[Stored data]

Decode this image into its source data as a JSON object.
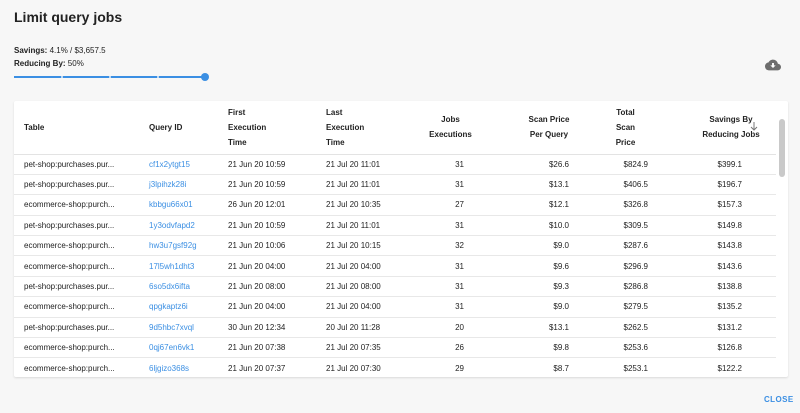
{
  "dialog": {
    "title": "Limit query jobs",
    "savings_label": "Savings:",
    "savings_value": "4.1% / $3,657.5",
    "reducing_label": "Reducing By:",
    "reducing_value": "50%",
    "slider_value_percent": 100,
    "close_label": "CLOSE"
  },
  "table": {
    "headers": {
      "table": "Table",
      "query_id": "Query ID",
      "first_exec": [
        "First",
        "Execution",
        "Time"
      ],
      "last_exec": [
        "Last",
        "Execution",
        "Time"
      ],
      "jobs": [
        "Jobs",
        "Executions"
      ],
      "scan_price": [
        "Scan Price",
        "Per Query"
      ],
      "total_scan": [
        "Total",
        "Scan",
        "Price"
      ],
      "savings": [
        "Savings By",
        "Reducing Jobs"
      ]
    },
    "rows": [
      {
        "table": "pet-shop:purchases.pur...",
        "qid": "cf1x2ytgt15",
        "first": "21 Jun 20 10:59",
        "last": "21 Jul 20 11:01",
        "jobs": "31",
        "scan": "$26.6",
        "total": "$824.9",
        "sav": "$399.1"
      },
      {
        "table": "pet-shop:purchases.pur...",
        "qid": "j3lpihzk28i",
        "first": "21 Jun 20 10:59",
        "last": "21 Jul 20 11:01",
        "jobs": "31",
        "scan": "$13.1",
        "total": "$406.5",
        "sav": "$196.7"
      },
      {
        "table": "ecommerce-shop:purch...",
        "qid": "kbbgu66x01",
        "first": "26 Jun 20 12:01",
        "last": "21 Jul 20 10:35",
        "jobs": "27",
        "scan": "$12.1",
        "total": "$326.8",
        "sav": "$157.3"
      },
      {
        "table": "pet-shop:purchases.pur...",
        "qid": "1y3odvfapd2",
        "first": "21 Jun 20 10:59",
        "last": "21 Jul 20 11:01",
        "jobs": "31",
        "scan": "$10.0",
        "total": "$309.5",
        "sav": "$149.8"
      },
      {
        "table": "ecommerce-shop:purch...",
        "qid": "hw3u7gsf92g",
        "first": "21 Jun 20 10:06",
        "last": "21 Jul 20 10:15",
        "jobs": "32",
        "scan": "$9.0",
        "total": "$287.6",
        "sav": "$143.8"
      },
      {
        "table": "ecommerce-shop:purch...",
        "qid": "17l5wh1dht3",
        "first": "21 Jun 20 04:00",
        "last": "21 Jul 20 04:00",
        "jobs": "31",
        "scan": "$9.6",
        "total": "$296.9",
        "sav": "$143.6"
      },
      {
        "table": "pet-shop:purchases.pur...",
        "qid": "6so5dx6ifta",
        "first": "21 Jun 20 08:00",
        "last": "21 Jul 20 08:00",
        "jobs": "31",
        "scan": "$9.3",
        "total": "$286.8",
        "sav": "$138.8"
      },
      {
        "table": "ecommerce-shop:purch...",
        "qid": "qpgkaptz6i",
        "first": "21 Jun 20 04:00",
        "last": "21 Jul 20 04:00",
        "jobs": "31",
        "scan": "$9.0",
        "total": "$279.5",
        "sav": "$135.2"
      },
      {
        "table": "pet-shop:purchases.pur...",
        "qid": "9d5hbc7xvql",
        "first": "30 Jun 20 12:34",
        "last": "20 Jul 20 11:28",
        "jobs": "20",
        "scan": "$13.1",
        "total": "$262.5",
        "sav": "$131.2"
      },
      {
        "table": "ecommerce-shop:purch...",
        "qid": "0qj67en6vk1",
        "first": "21 Jun 20 07:38",
        "last": "21 Jul 20 07:35",
        "jobs": "26",
        "scan": "$9.8",
        "total": "$253.6",
        "sav": "$126.8"
      },
      {
        "table": "ecommerce-shop:purch...",
        "qid": "6ljgizo368s",
        "first": "21 Jun 20 07:37",
        "last": "21 Jul 20 07:30",
        "jobs": "29",
        "scan": "$8.7",
        "total": "$253.1",
        "sav": "$122.2"
      }
    ]
  },
  "colors": {
    "accent": "#3b8fe3",
    "background": "#f7f7f7"
  },
  "icons": {
    "download": "cloud-download-icon",
    "sort": "arrow-down-icon"
  }
}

STATED EXERCISE
Make an exact copy of the listing above. Do not include the pictures.

EXERCISE RESPONSE
Decode this image into its source data as a JSON object.
{
  "dialog": {
    "title": "Limit query jobs",
    "savings_label": "Savings:",
    "savings_value": "4.1% / $3,657.5",
    "reducing_label": "Reducing By:",
    "reducing_value": "50%",
    "slider_value_percent": 100,
    "close_label": "CLOSE"
  },
  "table": {
    "headers": {
      "table": "Table",
      "query_id": "Query ID",
      "first_exec": [
        "First",
        "Execution",
        "Time"
      ],
      "last_exec": [
        "Last",
        "Execution",
        "Time"
      ],
      "jobs": [
        "Jobs",
        "Executions"
      ],
      "scan_price": [
        "Scan Price",
        "Per Query"
      ],
      "total_scan": [
        "Total",
        "Scan",
        "Price"
      ],
      "savings": [
        "Savings By",
        "Reducing Jobs"
      ]
    },
    "rows": [
      {
        "table": "pet-shop:purchases.pur...",
        "qid": "cf1x2ytgt15",
        "first": "21 Jun 20 10:59",
        "last": "21 Jul 20 11:01",
        "jobs": "31",
        "scan": "$26.6",
        "total": "$824.9",
        "sav": "$399.1"
      },
      {
        "table": "pet-shop:purchases.pur...",
        "qid": "j3lpihzk28i",
        "first": "21 Jun 20 10:59",
        "last": "21 Jul 20 11:01",
        "jobs": "31",
        "scan": "$13.1",
        "total": "$406.5",
        "sav": "$196.7"
      },
      {
        "table": "ecommerce-shop:purch...",
        "qid": "kbbgu66x01",
        "first": "26 Jun 20 12:01",
        "last": "21 Jul 20 10:35",
        "jobs": "27",
        "scan": "$12.1",
        "total": "$326.8",
        "sav": "$157.3"
      },
      {
        "table": "pet-shop:purchases.pur...",
        "qid": "1y3odvfapd2",
        "first": "21 Jun 20 10:59",
        "last": "21 Jul 20 11:01",
        "jobs": "31",
        "scan": "$10.0",
        "total": "$309.5",
        "sav": "$149.8"
      },
      {
        "table": "ecommerce-shop:purch...",
        "qid": "hw3u7gsf92g",
        "first": "21 Jun 20 10:06",
        "last": "21 Jul 20 10:15",
        "jobs": "32",
        "scan": "$9.0",
        "total": "$287.6",
        "sav": "$143.8"
      },
      {
        "table": "ecommerce-shop:purch...",
        "qid": "17l5wh1dht3",
        "first": "21 Jun 20 04:00",
        "last": "21 Jul 20 04:00",
        "jobs": "31",
        "scan": "$9.6",
        "total": "$296.9",
        "sav": "$143.6"
      },
      {
        "table": "pet-shop:purchases.pur...",
        "qid": "6so5dx6ifta",
        "first": "21 Jun 20 08:00",
        "last": "21 Jul 20 08:00",
        "jobs": "31",
        "scan": "$9.3",
        "total": "$286.8",
        "sav": "$138.8"
      },
      {
        "table": "ecommerce-shop:purch...",
        "qid": "qpgkaptz6i",
        "first": "21 Jun 20 04:00",
        "last": "21 Jul 20 04:00",
        "jobs": "31",
        "scan": "$9.0",
        "total": "$279.5",
        "sav": "$135.2"
      },
      {
        "table": "pet-shop:purchases.pur...",
        "qid": "9d5hbc7xvql",
        "first": "30 Jun 20 12:34",
        "last": "20 Jul 20 11:28",
        "jobs": "20",
        "scan": "$13.1",
        "total": "$262.5",
        "sav": "$131.2"
      },
      {
        "table": "ecommerce-shop:purch...",
        "qid": "0qj67en6vk1",
        "first": "21 Jun 20 07:38",
        "last": "21 Jul 20 07:35",
        "jobs": "26",
        "scan": "$9.8",
        "total": "$253.6",
        "sav": "$126.8"
      },
      {
        "table": "ecommerce-shop:purch...",
        "qid": "6ljgizo368s",
        "first": "21 Jun 20 07:37",
        "last": "21 Jul 20 07:30",
        "jobs": "29",
        "scan": "$8.7",
        "total": "$253.1",
        "sav": "$122.2"
      }
    ]
  },
  "colors": {
    "accent": "#3b8fe3",
    "background": "#f7f7f7"
  },
  "icons": {
    "download": "cloud-download-icon",
    "sort": "arrow-down-icon"
  }
}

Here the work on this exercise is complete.